* WRITTEN TASK: Reproduce the records between the lines holding "x-axis-time-label: 14:40 [492,683,546,702]" and "x-minor-tick-mark [651,298,653,304]", inclusive, changing each "colorbar-tick-label" to "colorbar-label" and leaving everything else as it stands.

* INPUT FOR THIS TASK:
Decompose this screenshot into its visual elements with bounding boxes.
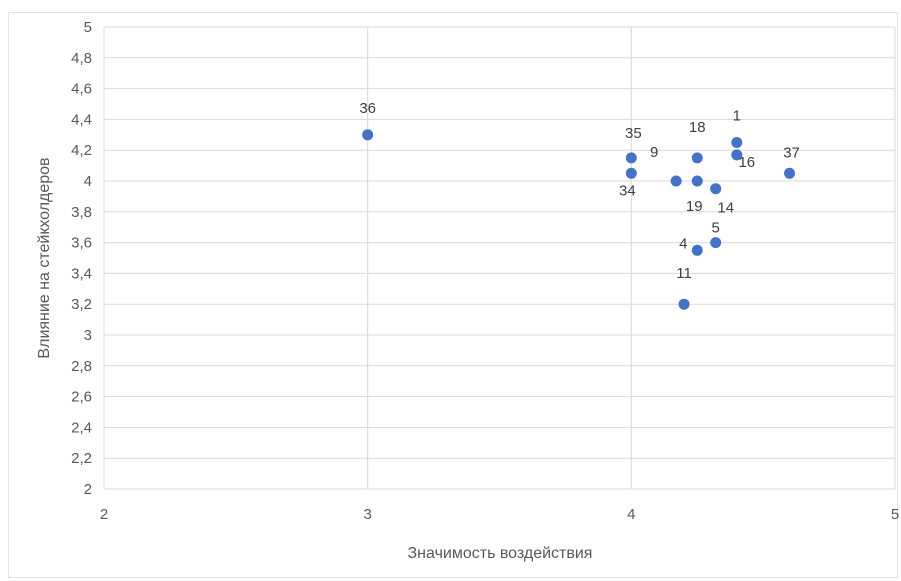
y-tick-label: 2: [84, 481, 92, 498]
y-tick-label: 3: [84, 327, 92, 344]
y-tick-label: 4,8: [71, 50, 92, 67]
data-labels: 36 35 34 9 18 19 14 1 16 37 5 4 11: [359, 100, 800, 282]
x-axis-title: Значимость воздействия: [408, 545, 593, 562]
data-point: [625, 167, 637, 179]
chart-frame: [8, 12, 898, 578]
data-label: 5: [712, 220, 720, 237]
data-point: [691, 175, 703, 187]
y-tick-label: 2,8: [71, 358, 92, 375]
data-label: 4: [679, 235, 687, 252]
y-axis-title: Влияние на стейкхолдеров: [36, 157, 53, 358]
y-tick-label: 3,4: [71, 265, 92, 282]
y-tick-label: 5: [84, 19, 92, 36]
y-tick-label: 2,2: [71, 450, 92, 467]
y-tick-label: 4,4: [71, 111, 92, 128]
data-point: [625, 152, 637, 164]
data-label: 16: [738, 154, 755, 171]
data-label: 36: [359, 100, 376, 117]
y-axis-ticks: 2 2,2 2,4 2,6 2,8 3 3,2 3,4 3,6 3,8 4 4,2 4,4 4,6 4,8 5: [71, 19, 92, 498]
x-tick-label: 4: [627, 506, 635, 523]
y-tick-label: 2,4: [71, 419, 92, 436]
data-label: 9: [650, 144, 658, 161]
x-tick-label: 3: [363, 506, 371, 523]
data-point: [710, 237, 722, 249]
data-label: 18: [689, 119, 706, 136]
data-point: [731, 137, 743, 148]
data-points: [362, 129, 796, 310]
y-tick-label: 3,2: [71, 296, 92, 313]
data-point: [691, 152, 703, 164]
y-tick-label: 3,8: [71, 204, 92, 221]
data-point: [670, 175, 682, 187]
data-label: 11: [676, 265, 692, 282]
x-axis-ticks: 2 3 4 5: [100, 506, 899, 523]
y-tick-label: 3,6: [71, 235, 92, 252]
grid: [103, 26, 896, 490]
data-label: 37: [783, 144, 800, 161]
data-point: [710, 183, 722, 195]
data-point: [784, 167, 796, 179]
y-tick-label: 4,2: [71, 142, 92, 159]
x-tick-label: 5: [891, 506, 899, 523]
data-label: 35: [625, 125, 642, 142]
data-point: [731, 149, 743, 161]
data-label: 1: [733, 108, 741, 125]
y-tick-label: 4,6: [71, 81, 92, 98]
data-point: [362, 129, 374, 141]
x-tick-label: 2: [100, 506, 108, 523]
y-tick-label: 4: [84, 173, 92, 190]
data-point: [691, 244, 703, 256]
data-point: [678, 298, 690, 310]
data-label: 14: [717, 200, 734, 217]
data-label: 34: [619, 182, 636, 199]
y-tick-label: 2,6: [71, 389, 92, 406]
data-label: 19: [686, 198, 703, 215]
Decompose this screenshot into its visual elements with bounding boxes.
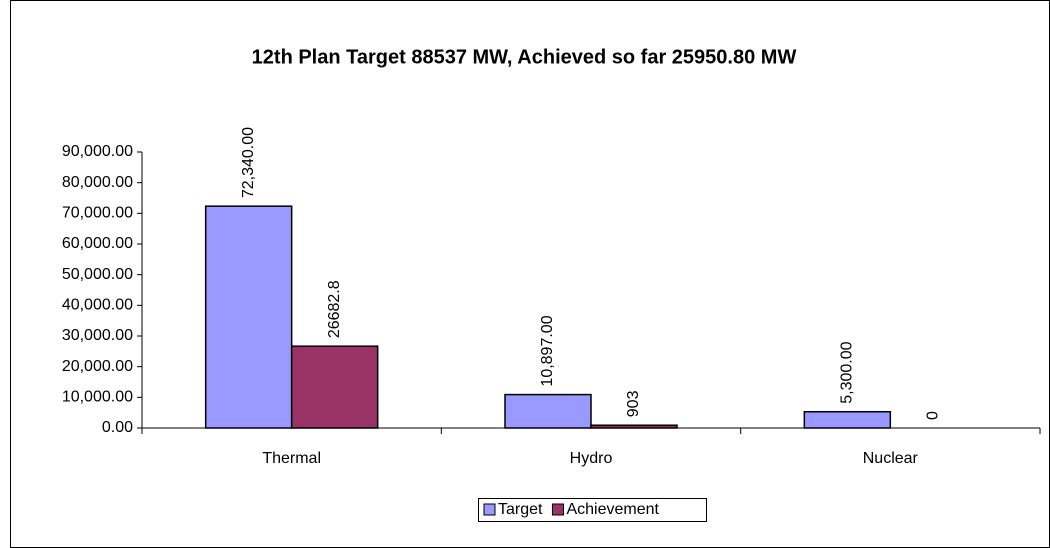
data-label: 903 xyxy=(625,390,642,417)
x-tick-label: Thermal xyxy=(262,450,321,467)
y-tick-label: 30,000.00 xyxy=(62,327,133,344)
y-tick-label: 70,000.00 xyxy=(62,205,133,222)
data-label: 72,340.00 xyxy=(240,127,257,198)
legend-box xyxy=(478,498,707,522)
data-label: 26682.8 xyxy=(326,280,343,338)
chart-title: 12th Plan Target 88537 MW, Achieved so f… xyxy=(252,46,797,68)
chart-frame xyxy=(10,0,1050,548)
bar xyxy=(204,205,293,429)
y-tick-label: 40,000.00 xyxy=(62,297,133,314)
legend-label: Achievement xyxy=(566,501,659,518)
legend-label: Target xyxy=(498,501,543,518)
y-tick-label: 20,000.00 xyxy=(62,358,133,375)
bar xyxy=(290,345,379,429)
y-tick-label: 0.00 xyxy=(102,419,133,436)
data-label: 0 xyxy=(925,411,942,420)
y-tick-label: 80,000.00 xyxy=(62,174,133,191)
data-label: 10,897.00 xyxy=(539,315,556,386)
bar xyxy=(590,424,678,429)
data-label: 5,300.00 xyxy=(839,341,856,403)
legend-swatch xyxy=(551,503,564,516)
x-tick-label: Hydro xyxy=(570,450,613,467)
y-tick-label: 50,000.00 xyxy=(62,266,133,283)
y-tick-label: 90,000.00 xyxy=(62,143,133,160)
bar xyxy=(803,410,892,429)
y-tick-label: 60,000.00 xyxy=(62,235,133,252)
legend-swatch xyxy=(483,503,496,516)
y-tick-label: 10,000.00 xyxy=(62,389,133,406)
x-tick-label: Nuclear xyxy=(863,450,919,467)
bar xyxy=(504,393,592,429)
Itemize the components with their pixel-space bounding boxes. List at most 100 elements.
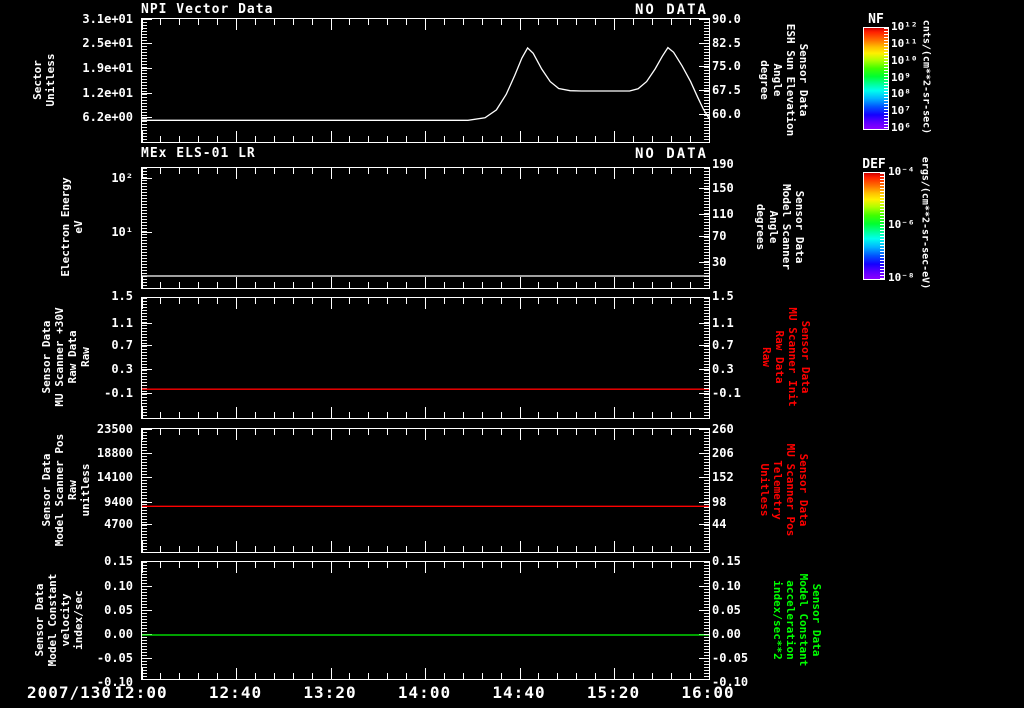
x-axis-time-label: 14:40 [492,683,546,702]
x-minor-tick-mark [670,282,672,288]
colorbar-tick-label: 10⁷ [891,104,911,118]
x-minor-tick-mark [500,298,502,304]
x-major-tick-mark [236,168,237,179]
y-tick-label-right: 0.15 [712,554,741,569]
x-minor-tick-mark [349,136,351,142]
y-tick-label-right: -0.10 [712,674,749,689]
y-tick-label-right: 0.7 [712,338,734,352]
x-minor-tick-mark [254,19,256,25]
x-major-tick-mark [614,407,615,418]
x-minor-tick-mark [349,168,351,174]
x-minor-tick-mark [273,412,275,418]
x-axis-time-label: 13:20 [303,683,357,702]
x-minor-tick-mark [406,168,408,174]
x-minor-tick-mark [576,136,578,142]
x-major-tick-mark [425,19,426,30]
y-tick-mark [142,502,152,504]
x-minor-tick-mark [254,562,256,568]
x-major-tick-mark [425,407,426,418]
x-minor-tick-mark [311,673,313,679]
y-axis-title-left: Electron Energy eV [59,177,85,277]
x-minor-tick-mark [443,429,445,435]
x-minor-tick-mark [179,136,181,142]
x-minor-tick-mark [500,412,502,418]
colorbar-tick-label: 10⁻⁸ [888,271,915,284]
x-minor-tick-mark [651,298,653,304]
x-minor-tick-mark [217,546,219,552]
x-minor-tick-mark [557,562,559,568]
y-tick-mark [142,610,152,612]
x-minor-tick-mark [651,136,653,142]
x-major-tick-mark [614,277,615,288]
y-tick-label-left: 18800 [96,446,133,461]
y-tick-mark [142,585,152,587]
x-minor-tick-mark [406,562,408,568]
x-minor-tick-mark [538,136,540,142]
x-minor-tick-mark [387,168,389,174]
x-minor-tick-mark [557,19,559,25]
y-axis-title-left: Sector Unitless [31,53,57,106]
y-tick-label-right: 190 [712,157,734,172]
x-major-tick-mark [236,429,237,440]
x-minor-tick-mark [368,412,370,418]
x-minor-tick-mark [311,168,313,174]
y-tick-label-right: 110 [712,207,734,222]
x-minor-tick-mark [292,136,294,142]
x-major-tick-mark [236,298,237,309]
x-minor-tick-mark [689,429,691,435]
x-minor-tick-mark [557,298,559,304]
y-tick-label-right: 1.5 [712,288,734,303]
y-tick-label-right: 90.0 [712,12,741,27]
x-minor-tick-mark [670,546,672,552]
x-minor-tick-mark [670,19,672,25]
x-major-tick-mark [330,298,332,309]
x-minor-tick-mark [651,562,653,568]
x-minor-tick-mark [670,562,672,568]
x-minor-tick-mark [179,546,181,552]
x-minor-tick-mark [387,673,389,679]
colorbar-def-title: DEF [862,157,886,172]
y-tick-label-left: 0.15 [104,554,133,569]
x-major-tick-mark [614,429,615,440]
x-minor-tick-mark [179,19,181,25]
colorbar-def-unit-label: ergs/(cm**2-sr-sec-eV) [919,156,931,290]
y-tick-label-left: -0.1 [104,385,133,400]
x-major-tick-mark [425,131,426,142]
y-tick-mark [142,18,152,20]
y-axis-title-left: Sensor Data Model Constant velocity inde… [33,573,85,666]
x-minor-tick-mark [462,546,464,552]
x-major-tick-mark [330,277,332,288]
x-minor-tick-mark [557,429,559,435]
x-major-tick-mark [519,131,521,142]
x-minor-tick-mark [538,546,540,552]
y-tick-label-left: 10¹ [111,225,133,240]
y-tick-label-left: -0.05 [96,650,133,665]
x-minor-tick-mark [160,673,162,679]
y-tick-label-right: 44 [712,516,727,531]
y-tick-label-left: 6.2e+00 [82,110,133,124]
x-minor-tick-mark [349,673,351,679]
x-minor-tick-mark [632,412,634,418]
panel1-no-data-status: NO DATA [634,2,708,18]
x-minor-tick-mark [481,136,483,142]
colorbar-nf [863,27,889,130]
colorbar-def [863,172,885,280]
x-major-tick-mark [141,298,143,309]
x-minor-tick-mark [595,168,597,174]
x-major-tick-mark [614,541,615,552]
y-axis-title-right: Sensor Data MU Scanner Init Raw Data Raw [760,307,812,407]
x-minor-tick-mark [406,19,408,25]
x-minor-tick-mark [595,673,597,679]
x-minor-tick-mark [311,429,313,435]
y-tick-mark [142,232,152,234]
x-minor-tick-mark [254,546,256,552]
x-minor-tick-mark [557,282,559,288]
y-tick-label-right: 0.05 [712,603,741,618]
x-major-tick-mark [708,407,710,418]
x-minor-tick-mark [368,562,370,568]
x-major-tick-mark [330,429,332,440]
x-minor-tick-mark [292,546,294,552]
x-minor-tick-mark [576,562,578,568]
x-minor-tick-mark [406,429,408,435]
x-minor-tick-mark [160,19,162,25]
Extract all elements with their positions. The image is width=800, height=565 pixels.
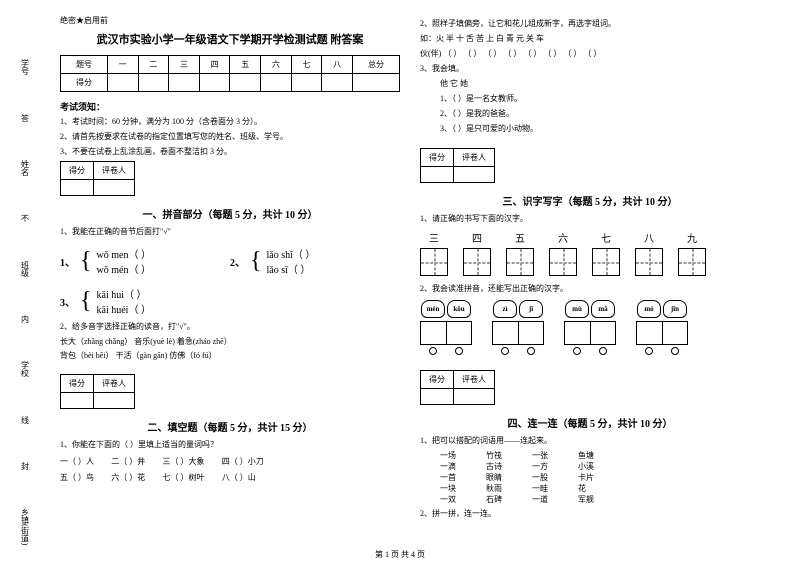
match-col: 一张一方一股一畦一道 bbox=[532, 450, 548, 505]
rq2ex: 如：火 半 十 舌 苦 上 白 青 元 关 车 bbox=[420, 33, 760, 45]
s4q2: 2、拼一拼，连一连。 bbox=[420, 508, 760, 520]
write-box[interactable] bbox=[636, 321, 688, 345]
section2-title: 二、填空题（每题 5 分，共计 15 分） bbox=[60, 419, 400, 434]
rq2: 2、照样子填偏旁，让它和花儿组成新字，再选字组词。 bbox=[420, 18, 760, 30]
margin-label-0: 乡镇(街道) bbox=[20, 508, 31, 545]
cloud-row: ménkǒu zìjǐ mùmǎ mójīn bbox=[420, 300, 760, 355]
binding-margin: 学号 答 姓名 不 班级 内 学校 线 封 乡镇(街道) bbox=[0, 0, 50, 565]
th: 三 bbox=[169, 56, 200, 74]
fill: 四（ ）小刀 bbox=[222, 456, 264, 467]
margin-mark: 内 bbox=[20, 315, 31, 323]
margin-mark: 答 bbox=[20, 114, 31, 122]
write-box[interactable] bbox=[564, 321, 616, 345]
pinyin: kāi huéi（ ） bbox=[97, 301, 151, 316]
fill: 三（ ）大象 bbox=[163, 456, 205, 467]
q2: 2、给多音字选择正确的读音，打"√"。 bbox=[60, 321, 400, 333]
rq3i: 1、（ ）是一名女教师。 bbox=[440, 93, 760, 105]
th: 五 bbox=[230, 56, 261, 74]
pinyin: lǎo sī（ ） bbox=[267, 261, 316, 276]
confidential-label: 绝密★启用前 bbox=[60, 15, 400, 26]
margin-label-3: 姓名 bbox=[20, 160, 31, 176]
match-col: 竹筏古诗眼睛秋雨石碑 bbox=[486, 450, 502, 505]
rq3sub: 他 它 她 bbox=[440, 78, 760, 90]
th: 六 bbox=[261, 56, 292, 74]
pinyin: wǒ mén（ ） bbox=[97, 261, 151, 276]
fill: 五（ ）鸟 bbox=[60, 472, 94, 483]
notice-item: 2、请首先按要求在试卷的指定位置填写您的姓名、班级、学号。 bbox=[60, 131, 400, 143]
td: 得分 bbox=[61, 74, 108, 92]
score-box: 得分评卷人 bbox=[60, 374, 135, 409]
pinyin: kāi huì（ ） bbox=[97, 286, 151, 301]
s2q1: 1、你能在下面的（ ）里填上适当的量词吗？ bbox=[60, 439, 400, 451]
match-col: 鱼塘小溪卡片花军舰 bbox=[578, 450, 594, 505]
fill: 六（ ）花 bbox=[111, 472, 145, 483]
pinyin: wǒ men（ ） bbox=[97, 246, 151, 261]
th: 八 bbox=[322, 56, 353, 74]
right-column: 2、照样子填偏旁，让它和花儿组成新字，再选字组词。 如：火 半 十 舌 苦 上 … bbox=[410, 0, 770, 565]
pinyin: lǎo shī（ ） bbox=[267, 246, 316, 261]
tian-box[interactable] bbox=[678, 248, 706, 276]
th: 一 bbox=[107, 56, 138, 74]
notice-item: 1、考试时间：60 分钟，满分为 100 分（含卷面分 3 分）。 bbox=[60, 116, 400, 128]
margin-label-1: 学校 bbox=[20, 361, 31, 377]
write-box[interactable] bbox=[420, 321, 472, 345]
pinyin-group-3: 3、{ kāi huì（ ） kāi huéi（ ） bbox=[60, 286, 400, 316]
fill: 八（ ）山 bbox=[222, 472, 256, 483]
rq3i: 2、（ ）是我的爸爸。 bbox=[440, 108, 760, 120]
margin-mark: 线 bbox=[20, 416, 31, 424]
multi-pron: 长大（zhǎng chǎng） 音乐(yuè lè) 着急(zháo zhē） bbox=[60, 336, 400, 347]
tian-box[interactable] bbox=[549, 248, 577, 276]
th: 题号 bbox=[61, 56, 108, 74]
tian-box[interactable] bbox=[463, 248, 491, 276]
fill: 二（ ）井 bbox=[111, 456, 145, 467]
margin-label-2: 班级 bbox=[20, 261, 31, 277]
multi-pron: 背包（bèi bēi） 干活（gàn gān) 仿佛（fó fú） bbox=[60, 350, 400, 361]
score-table: 题号 一 二 三 四 五 六 七 八 总分 得分 bbox=[60, 55, 400, 92]
section3-title: 三、识字写字（每题 5 分，共计 10 分） bbox=[420, 193, 760, 208]
rq2line: 伙(伴) （ ） （ ） （ ） （ ） （ ） （ ） （ ） （ ） bbox=[420, 48, 760, 60]
page-footer: 第 1 页 共 4 页 bbox=[0, 549, 800, 560]
th: 四 bbox=[199, 56, 230, 74]
section1-title: 一、拼音部分（每题 5 分，共计 10 分） bbox=[60, 206, 400, 221]
score-box: 得分评卷人 bbox=[420, 370, 495, 405]
write-box[interactable] bbox=[492, 321, 544, 345]
exam-page: 学号 答 姓名 不 班级 内 学校 线 封 乡镇(街道) 绝密★启用前 武汉市实… bbox=[0, 0, 800, 565]
th: 二 bbox=[138, 56, 169, 74]
exam-title: 武汉市实验小学一年级语文下学期开学检测试题 附答案 bbox=[60, 31, 400, 47]
th: 七 bbox=[291, 56, 322, 74]
s4q1: 1、把可以搭配的词语用——连起来。 bbox=[420, 435, 760, 447]
left-column: 绝密★启用前 武汉市实验小学一年级语文下学期开学检测试题 附答案 题号 一 二 … bbox=[50, 0, 410, 565]
s3q2: 2、我会读准拼音，还能写出正确的汉字。 bbox=[420, 283, 760, 295]
section4-title: 四、连一连（每题 5 分，共计 10 分） bbox=[420, 415, 760, 430]
tian-box[interactable] bbox=[506, 248, 534, 276]
th: 总分 bbox=[352, 56, 399, 74]
char-boxes-row: 三 四 五 六 七 八 九 bbox=[420, 230, 760, 278]
pinyin-group-2: 2、{ lǎo shī（ ） lǎo sī（ ） bbox=[230, 246, 400, 276]
s3q1: 1、请正确的书写下面的汉字。 bbox=[420, 213, 760, 225]
fill: 七（ ）树叶 bbox=[163, 472, 205, 483]
rq3: 3、我会填。 bbox=[420, 63, 760, 75]
match-col: 一场一滴一首一块一双 bbox=[440, 450, 456, 505]
tian-box[interactable] bbox=[592, 248, 620, 276]
margin-mark: 不 bbox=[20, 214, 31, 222]
fill: 一（ ）人 bbox=[60, 456, 94, 467]
notice-item: 3、不要在试卷上乱涂乱画，卷面不整洁扣 3 分。 bbox=[60, 146, 400, 158]
rq3i: 3、（ ）是只可爱的小动物。 bbox=[440, 123, 760, 135]
q1: 1、我能在正确的音节后面打"√" bbox=[60, 226, 400, 238]
pinyin-group-1: 1、{ wǒ men（ ） wǒ mén（ ） bbox=[60, 246, 230, 276]
notice-title: 考试须知： bbox=[60, 100, 400, 113]
margin-label-4: 学号 bbox=[20, 59, 31, 75]
score-box: 得分评卷人 bbox=[60, 161, 135, 196]
tian-box[interactable] bbox=[420, 248, 448, 276]
tian-box[interactable] bbox=[635, 248, 663, 276]
score-box: 得分评卷人 bbox=[420, 148, 495, 183]
margin-mark: 封 bbox=[20, 462, 31, 470]
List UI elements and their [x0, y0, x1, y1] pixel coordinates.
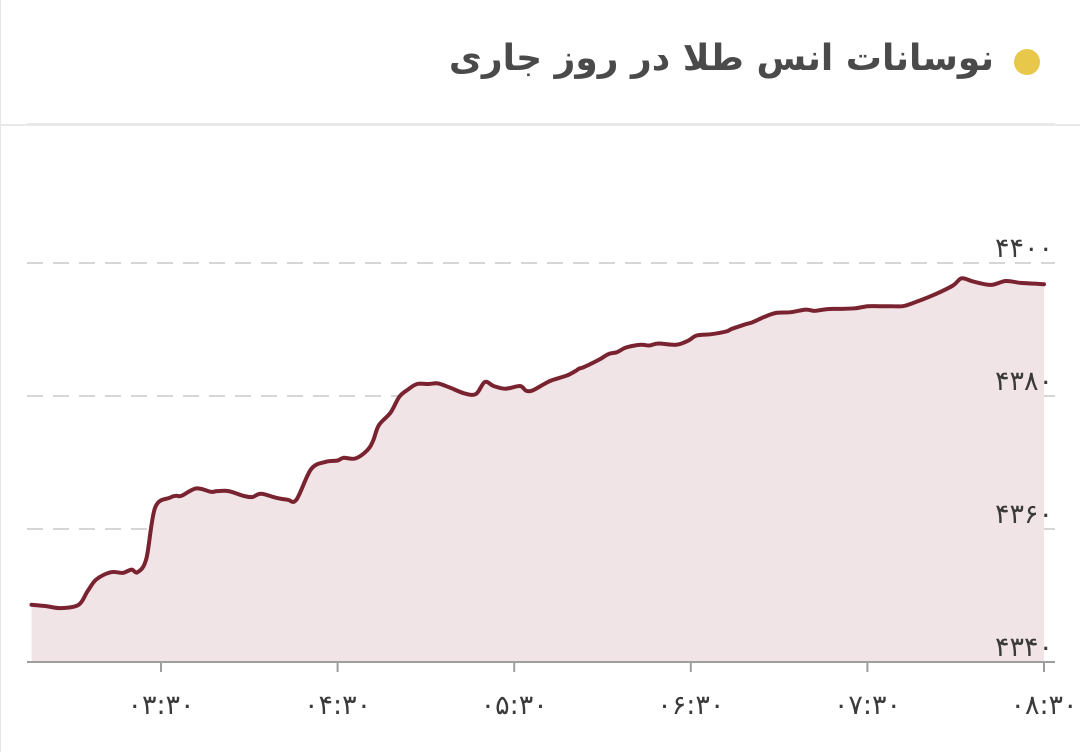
- series-area: [31, 278, 1044, 662]
- y-tick-label: ۴۴۰۰: [995, 233, 1053, 264]
- x-tick-label: ۰۶:۳۰: [657, 690, 724, 721]
- y-tick-label: ۴۳۴۰: [995, 632, 1053, 663]
- x-tick-label: ۰۵:۳۰: [481, 690, 548, 721]
- x-tick-label: ۰۸:۳۰: [1010, 690, 1077, 721]
- chart-title: نوسانات انس طلا در روز جاری: [448, 38, 994, 79]
- chart-header: نوسانات انس طلا در روز جاری: [1, 0, 1080, 126]
- y-axis-ticks: ۴۴۰۰ ۴۳۸۰ ۴۳۶۰ ۴۳۴۰: [995, 233, 1053, 663]
- price-line: [29, 276, 1046, 611]
- x-tick-label: ۰۷:۳۰: [834, 690, 901, 721]
- x-tick-label: ۰۳:۳۰: [127, 690, 194, 721]
- x-axis-ticks: ۰۳:۳۰ ۰۴:۳۰ ۰۵:۳۰ ۰۶:۳۰ ۰۷:۳۰ ۰۸:۳۰: [127, 662, 1077, 721]
- y-tick-label: ۴۳۶۰: [995, 499, 1053, 530]
- series-line: [29, 276, 1046, 611]
- title-dot-icon: [1014, 49, 1040, 75]
- area-fill: [31, 278, 1044, 662]
- x-tick-label: ۰۴:۳۰: [304, 690, 371, 721]
- y-tick-label: ۴۳۸۰: [995, 366, 1053, 397]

* FULL RESPONSE:
x-axis-time-label: 14:40 [492,683,546,702]
x-minor-tick-mark [670,282,672,288]
colorbar-label: 10⁷ [891,104,911,118]
x-minor-tick-mark [500,298,502,304]
x-major-tick-mark [236,168,237,179]
y-tick-label-right: 0.15 [712,554,741,569]
x-minor-tick-mark [349,136,351,142]
y-tick-label-right: -0.10 [712,674,749,689]
y-tick-label-right: 0.7 [712,338,734,352]
x-minor-tick-mark [254,19,256,25]
x-major-tick-mark [614,407,615,418]
x-minor-tick-mark [349,168,351,174]
x-minor-tick-mark [273,412,275,418]
x-axis-time-label: 13:20 [303,683,357,702]
x-minor-tick-mark [406,168,408,174]
x-minor-tick-mark [576,136,578,142]
x-major-tick-mark [425,19,426,30]
y-tick-mark [142,502,152,504]
x-minor-tick-mark [254,562,256,568]
x-major-tick-mark [425,407,426,418]
x-minor-tick-mark [311,673,313,679]
y-axis-title-left: Electron Energy eV [59,177,85,277]
x-minor-tick-mark [443,429,445,435]
x-minor-tick-mark [179,136,181,142]
x-minor-tick-mark [500,412,502,418]
colorbar-label: 10⁻⁸ [888,271,915,284]
x-minor-tick-mark [651,298,653,304]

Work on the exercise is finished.